— begin Entries supplied —
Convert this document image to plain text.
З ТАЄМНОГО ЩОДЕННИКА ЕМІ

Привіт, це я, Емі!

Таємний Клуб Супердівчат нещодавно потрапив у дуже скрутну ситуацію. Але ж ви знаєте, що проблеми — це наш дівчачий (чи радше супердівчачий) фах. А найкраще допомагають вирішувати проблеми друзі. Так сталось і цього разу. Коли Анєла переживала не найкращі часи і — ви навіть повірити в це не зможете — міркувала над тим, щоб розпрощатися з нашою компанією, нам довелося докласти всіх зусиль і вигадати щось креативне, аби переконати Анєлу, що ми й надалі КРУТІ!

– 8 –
— end Entries supplied —
_What is asked_:
Extract the listing in its entirety, matching it exactly.

_Response to the exercise_:
Convert this document image to plain text.
З ТАЄМНОГО ЩОДЕННИКА ЕМІ

Привіт, це я, Емі!

Таємний Клуб Супердівчат нещодавно потрапив у дуже скрутну ситуацію. Але ж ви знаєте, що проблеми — це наш дівчачий (чи радше супердівчачий) фах. А найкраще допомагають вирішувати проблеми друзі. Так сталось і цього разу. Коли Анєла переживала не найкращі часи і — ви навіть повірити в це не зможете — міркувала над тим, щоб розпрощатися з нашою компанією, нам довелося докласти всіх зусиль і вигадати щось креативне, аби переконати Анєлу, що ми й надалі КРУТІ!

– 8 –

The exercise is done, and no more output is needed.